Passage for review

            Moreover, Russians “typically consider ethnic problems through the prism of a sense of justice denied.”  This is “the reality,” Solovey continues, whether Russian nationalists “like it or not.” Those nationalists who are upset by “Jewish masonic activities and the conspiracy of ZOG” can only hope to find a welcoming audience “among patients in psychiatric hospitals.”

            Any Russian nationalist who hopes to win more support must speak on behalf of what Russians want “and not on the basis of his own imaginations about that.” To do so, “freedom and justice” must stand “at the center of the nationalist narrative,” not in a mimicry of “popular slogans” but rather because that is the true Russian nationalist position.

            Russian nationalists also need to recognize, he says that “at the same time, precisely free, competitive and honest elections are the most economical and least problematic path to coming to power. But if the nationalists want to win, then they must cease to be only nationalists and become also (and in the first instance) democrats and defenders of a social state.”

            The reasons for that should be obvious: “the fully committed nationalist electorate, ‘the hard nationalists’ who are prepared to vote for nationalist candidates always and in all conditions form only 15 percent of the population.” But support among Russians for “’soft nationalism’ reaches 60 to 70 percent” – and that is “more than sufficient to win.”

            Supporters of “soft nationalism” do not find “open nationalist rhetoric” or even the word “nationalism” acceptable, and consequently, “ethnic demands must be presented only in a democratic and social packaging,” something that makes them acceptable to the vital center of the political spectrum.

            Some nationalists may feel that they will lose their identity if they take that step, but there is no reason to think so. First, the ethnic problem “all the same” remains part of their program. Second, “Russian nationalists are the only political force which has never been in power” and thus do not have the burdens of the past others do.

To do
A - From the passage on Russian nationalism, list every adjective applied to the elections that it calls "the most economical and least problematic path to coming to power."
B - Continue the passage on Russian nationalism, starting right after its last sentence.

Source data

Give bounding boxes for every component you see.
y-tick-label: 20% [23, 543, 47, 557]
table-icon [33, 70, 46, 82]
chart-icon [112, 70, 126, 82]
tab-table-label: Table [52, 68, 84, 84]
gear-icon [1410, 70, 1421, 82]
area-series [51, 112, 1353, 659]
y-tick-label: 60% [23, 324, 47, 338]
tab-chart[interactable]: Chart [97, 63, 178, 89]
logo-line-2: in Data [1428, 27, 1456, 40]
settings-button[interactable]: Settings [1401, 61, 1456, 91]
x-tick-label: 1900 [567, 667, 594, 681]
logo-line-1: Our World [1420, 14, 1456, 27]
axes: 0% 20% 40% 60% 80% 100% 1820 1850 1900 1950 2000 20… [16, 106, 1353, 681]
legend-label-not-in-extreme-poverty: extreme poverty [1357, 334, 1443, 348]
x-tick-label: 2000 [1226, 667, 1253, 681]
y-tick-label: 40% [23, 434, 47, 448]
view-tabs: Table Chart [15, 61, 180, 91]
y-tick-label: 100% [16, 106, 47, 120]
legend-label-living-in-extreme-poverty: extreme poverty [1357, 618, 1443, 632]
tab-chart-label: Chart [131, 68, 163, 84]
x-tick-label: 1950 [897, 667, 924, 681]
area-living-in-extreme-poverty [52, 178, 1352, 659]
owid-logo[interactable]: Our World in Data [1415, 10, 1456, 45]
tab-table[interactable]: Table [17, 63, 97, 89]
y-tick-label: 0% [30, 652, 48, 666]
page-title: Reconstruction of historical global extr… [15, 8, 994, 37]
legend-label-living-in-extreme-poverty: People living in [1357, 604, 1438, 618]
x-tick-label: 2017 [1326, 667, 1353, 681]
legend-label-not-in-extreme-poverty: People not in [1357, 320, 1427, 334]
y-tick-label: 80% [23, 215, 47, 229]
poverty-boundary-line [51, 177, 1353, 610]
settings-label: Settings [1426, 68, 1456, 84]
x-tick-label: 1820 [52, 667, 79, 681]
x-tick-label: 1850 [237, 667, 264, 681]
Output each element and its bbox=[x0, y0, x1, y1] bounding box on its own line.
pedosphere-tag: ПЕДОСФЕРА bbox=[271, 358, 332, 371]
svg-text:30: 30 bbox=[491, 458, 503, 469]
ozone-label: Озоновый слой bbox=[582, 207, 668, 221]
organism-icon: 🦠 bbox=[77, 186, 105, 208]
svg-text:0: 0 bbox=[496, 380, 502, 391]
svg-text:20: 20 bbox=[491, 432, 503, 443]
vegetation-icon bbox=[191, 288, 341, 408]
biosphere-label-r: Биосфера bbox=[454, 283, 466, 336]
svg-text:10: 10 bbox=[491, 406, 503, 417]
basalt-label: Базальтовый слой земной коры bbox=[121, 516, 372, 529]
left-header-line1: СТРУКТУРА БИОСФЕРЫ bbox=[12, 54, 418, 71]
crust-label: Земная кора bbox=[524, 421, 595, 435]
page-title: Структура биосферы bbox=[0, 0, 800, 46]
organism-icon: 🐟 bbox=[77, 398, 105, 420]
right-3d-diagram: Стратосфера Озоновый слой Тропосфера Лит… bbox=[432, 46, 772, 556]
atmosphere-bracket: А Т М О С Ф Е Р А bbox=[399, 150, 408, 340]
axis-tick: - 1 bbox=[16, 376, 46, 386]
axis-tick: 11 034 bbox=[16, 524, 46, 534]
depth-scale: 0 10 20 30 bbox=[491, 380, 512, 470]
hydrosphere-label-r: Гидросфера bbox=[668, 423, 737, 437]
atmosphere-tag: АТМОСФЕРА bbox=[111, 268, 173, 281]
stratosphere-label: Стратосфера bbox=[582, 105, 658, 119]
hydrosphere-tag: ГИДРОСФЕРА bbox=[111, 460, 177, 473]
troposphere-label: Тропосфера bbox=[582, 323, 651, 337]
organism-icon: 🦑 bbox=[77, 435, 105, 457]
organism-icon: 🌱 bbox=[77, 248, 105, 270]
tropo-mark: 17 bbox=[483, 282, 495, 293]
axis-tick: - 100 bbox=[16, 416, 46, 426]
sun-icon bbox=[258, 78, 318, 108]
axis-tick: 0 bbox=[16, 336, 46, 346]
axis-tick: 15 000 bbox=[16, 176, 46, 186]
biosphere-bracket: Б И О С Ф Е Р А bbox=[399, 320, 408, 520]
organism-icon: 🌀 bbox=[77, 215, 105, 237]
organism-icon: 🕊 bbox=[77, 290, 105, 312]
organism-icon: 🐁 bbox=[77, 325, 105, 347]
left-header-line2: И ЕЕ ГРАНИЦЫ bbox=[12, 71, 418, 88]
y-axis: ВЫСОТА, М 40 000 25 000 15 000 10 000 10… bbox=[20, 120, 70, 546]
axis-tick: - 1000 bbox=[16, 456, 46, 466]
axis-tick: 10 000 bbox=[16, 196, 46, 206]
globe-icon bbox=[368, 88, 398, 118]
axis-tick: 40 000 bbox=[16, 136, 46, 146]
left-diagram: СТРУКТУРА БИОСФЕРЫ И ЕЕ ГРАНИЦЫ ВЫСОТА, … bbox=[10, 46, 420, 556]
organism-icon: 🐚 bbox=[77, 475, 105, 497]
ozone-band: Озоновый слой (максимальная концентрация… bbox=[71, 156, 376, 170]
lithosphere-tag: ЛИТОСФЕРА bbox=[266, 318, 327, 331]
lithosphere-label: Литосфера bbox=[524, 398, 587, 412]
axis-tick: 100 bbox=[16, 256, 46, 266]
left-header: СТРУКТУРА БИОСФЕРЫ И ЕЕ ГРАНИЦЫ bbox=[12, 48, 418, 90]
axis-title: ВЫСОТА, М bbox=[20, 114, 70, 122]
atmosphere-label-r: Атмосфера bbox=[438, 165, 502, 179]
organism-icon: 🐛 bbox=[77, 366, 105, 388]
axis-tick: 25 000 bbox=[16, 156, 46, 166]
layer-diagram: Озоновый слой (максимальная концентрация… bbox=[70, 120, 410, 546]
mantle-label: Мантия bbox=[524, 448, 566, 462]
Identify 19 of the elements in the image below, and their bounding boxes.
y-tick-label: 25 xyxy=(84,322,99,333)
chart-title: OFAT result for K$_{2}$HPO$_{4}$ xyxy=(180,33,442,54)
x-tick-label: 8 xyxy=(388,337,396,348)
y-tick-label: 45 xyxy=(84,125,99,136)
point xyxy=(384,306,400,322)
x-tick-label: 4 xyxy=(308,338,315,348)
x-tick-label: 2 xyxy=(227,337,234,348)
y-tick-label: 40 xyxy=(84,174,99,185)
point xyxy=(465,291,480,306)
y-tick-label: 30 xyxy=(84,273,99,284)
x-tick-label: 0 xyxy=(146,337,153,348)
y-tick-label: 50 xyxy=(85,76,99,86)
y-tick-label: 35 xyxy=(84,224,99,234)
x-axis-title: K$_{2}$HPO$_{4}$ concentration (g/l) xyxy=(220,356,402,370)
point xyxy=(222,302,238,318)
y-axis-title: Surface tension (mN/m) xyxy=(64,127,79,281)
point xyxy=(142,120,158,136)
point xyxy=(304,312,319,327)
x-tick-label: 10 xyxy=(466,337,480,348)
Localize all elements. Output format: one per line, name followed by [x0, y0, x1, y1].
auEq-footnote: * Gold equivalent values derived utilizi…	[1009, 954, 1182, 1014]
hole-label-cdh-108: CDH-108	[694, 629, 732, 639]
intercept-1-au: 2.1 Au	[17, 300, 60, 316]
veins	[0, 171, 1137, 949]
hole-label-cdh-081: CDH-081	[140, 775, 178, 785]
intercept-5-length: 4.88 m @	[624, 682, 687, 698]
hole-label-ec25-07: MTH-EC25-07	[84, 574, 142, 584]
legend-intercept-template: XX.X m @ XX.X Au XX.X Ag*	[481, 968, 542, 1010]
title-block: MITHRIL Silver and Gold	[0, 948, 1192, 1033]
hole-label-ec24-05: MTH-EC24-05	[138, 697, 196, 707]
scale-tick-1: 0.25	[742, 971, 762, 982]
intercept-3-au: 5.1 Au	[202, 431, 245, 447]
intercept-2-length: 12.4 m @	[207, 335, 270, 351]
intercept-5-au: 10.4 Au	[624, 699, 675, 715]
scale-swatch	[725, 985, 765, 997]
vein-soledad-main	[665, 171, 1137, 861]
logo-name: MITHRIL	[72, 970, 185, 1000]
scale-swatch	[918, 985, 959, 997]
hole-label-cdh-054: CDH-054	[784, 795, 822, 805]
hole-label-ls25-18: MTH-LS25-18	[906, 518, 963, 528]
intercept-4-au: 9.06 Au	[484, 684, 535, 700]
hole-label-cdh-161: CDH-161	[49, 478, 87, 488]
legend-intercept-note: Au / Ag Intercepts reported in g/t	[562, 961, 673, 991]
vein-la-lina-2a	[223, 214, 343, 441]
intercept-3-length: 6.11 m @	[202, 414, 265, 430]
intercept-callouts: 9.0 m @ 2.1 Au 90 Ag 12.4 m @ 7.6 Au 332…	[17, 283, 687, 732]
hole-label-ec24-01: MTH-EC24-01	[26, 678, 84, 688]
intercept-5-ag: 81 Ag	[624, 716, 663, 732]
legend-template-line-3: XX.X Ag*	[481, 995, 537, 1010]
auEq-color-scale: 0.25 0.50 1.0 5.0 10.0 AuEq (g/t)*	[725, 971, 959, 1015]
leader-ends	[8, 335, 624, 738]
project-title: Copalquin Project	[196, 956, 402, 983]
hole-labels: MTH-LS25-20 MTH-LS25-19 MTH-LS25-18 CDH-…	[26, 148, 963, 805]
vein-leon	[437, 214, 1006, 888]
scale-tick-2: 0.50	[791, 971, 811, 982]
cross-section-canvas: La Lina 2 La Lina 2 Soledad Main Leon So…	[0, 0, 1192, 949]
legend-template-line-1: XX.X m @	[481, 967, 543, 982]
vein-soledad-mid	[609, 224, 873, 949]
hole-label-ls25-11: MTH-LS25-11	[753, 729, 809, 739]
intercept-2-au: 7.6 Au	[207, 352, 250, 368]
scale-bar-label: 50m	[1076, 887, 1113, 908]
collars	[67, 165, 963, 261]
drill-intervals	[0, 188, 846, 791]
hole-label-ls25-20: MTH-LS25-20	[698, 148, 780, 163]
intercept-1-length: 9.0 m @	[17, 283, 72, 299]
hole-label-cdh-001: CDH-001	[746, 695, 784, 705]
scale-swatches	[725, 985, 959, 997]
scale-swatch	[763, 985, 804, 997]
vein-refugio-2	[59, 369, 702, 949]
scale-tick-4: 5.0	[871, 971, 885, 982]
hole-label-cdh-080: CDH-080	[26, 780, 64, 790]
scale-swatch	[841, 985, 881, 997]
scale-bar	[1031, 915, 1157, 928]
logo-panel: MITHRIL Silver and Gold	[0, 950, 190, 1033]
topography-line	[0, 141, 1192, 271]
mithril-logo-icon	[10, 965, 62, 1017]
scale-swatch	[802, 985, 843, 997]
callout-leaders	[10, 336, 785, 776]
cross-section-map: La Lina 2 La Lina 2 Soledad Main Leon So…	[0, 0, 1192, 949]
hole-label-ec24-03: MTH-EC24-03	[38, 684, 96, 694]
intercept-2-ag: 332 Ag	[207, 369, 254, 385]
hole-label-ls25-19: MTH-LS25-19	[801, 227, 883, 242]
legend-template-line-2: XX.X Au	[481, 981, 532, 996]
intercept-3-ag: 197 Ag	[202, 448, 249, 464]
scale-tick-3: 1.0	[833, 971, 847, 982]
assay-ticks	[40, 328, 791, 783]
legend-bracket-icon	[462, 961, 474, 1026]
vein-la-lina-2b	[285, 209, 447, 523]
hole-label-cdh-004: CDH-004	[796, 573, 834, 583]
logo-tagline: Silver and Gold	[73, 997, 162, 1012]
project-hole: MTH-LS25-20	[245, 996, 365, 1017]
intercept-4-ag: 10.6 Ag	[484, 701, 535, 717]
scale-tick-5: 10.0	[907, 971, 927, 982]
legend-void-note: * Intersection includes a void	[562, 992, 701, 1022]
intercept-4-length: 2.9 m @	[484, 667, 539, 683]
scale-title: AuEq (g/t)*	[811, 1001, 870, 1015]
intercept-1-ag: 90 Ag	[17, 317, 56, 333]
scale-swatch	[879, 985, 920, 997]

Responses per task
A - free, competitive, honest

B -
            And third, Solovey insists, “Russian nationalists also are the only force which is in a position to fulfill all its problems.” But despite all this, Russian nationalists need to recognize that the messenger is as important as the message, and with regard to leaders at the present time, Russian nationalists suffer from a serious shortage.

            The only politician on the scene “who is well kknown beyond the borders of nationalism” is Dmitry Rogozin, but even his messages reach only a limited audience. “All other politicians of the Russian nationalist stripe are either unknown to the non-nationalist audience or categorically unacceptable to it.”

            To try to address these twin problems of Russian nationalism and a Russian nationalist messenger, Solovey says, he is, after “consultations with friends and those who share these views,” heading “a working group to form a new political party,” a step that he suggests is for him both “natural and inevitable.”

            The MGIMO professor points out  that he “never was simply a scholar, observer or ‘ideologue,’” as those who know his many activities can attest. But now, because Russia is entering “an era of great change,” he feels compelled to declare himself “openly and publicly” as a political actor.

            The party he hopes to found in 10-12 days, will be one that will represent “a new force” in the country, “a party of the national majority … which appeals to Russians and to all in Russia who seek freedom, justice and democracy” and which will be “in the center of the political spectrum” with a chance to win rather than a marginal group condemned to permanent defeat.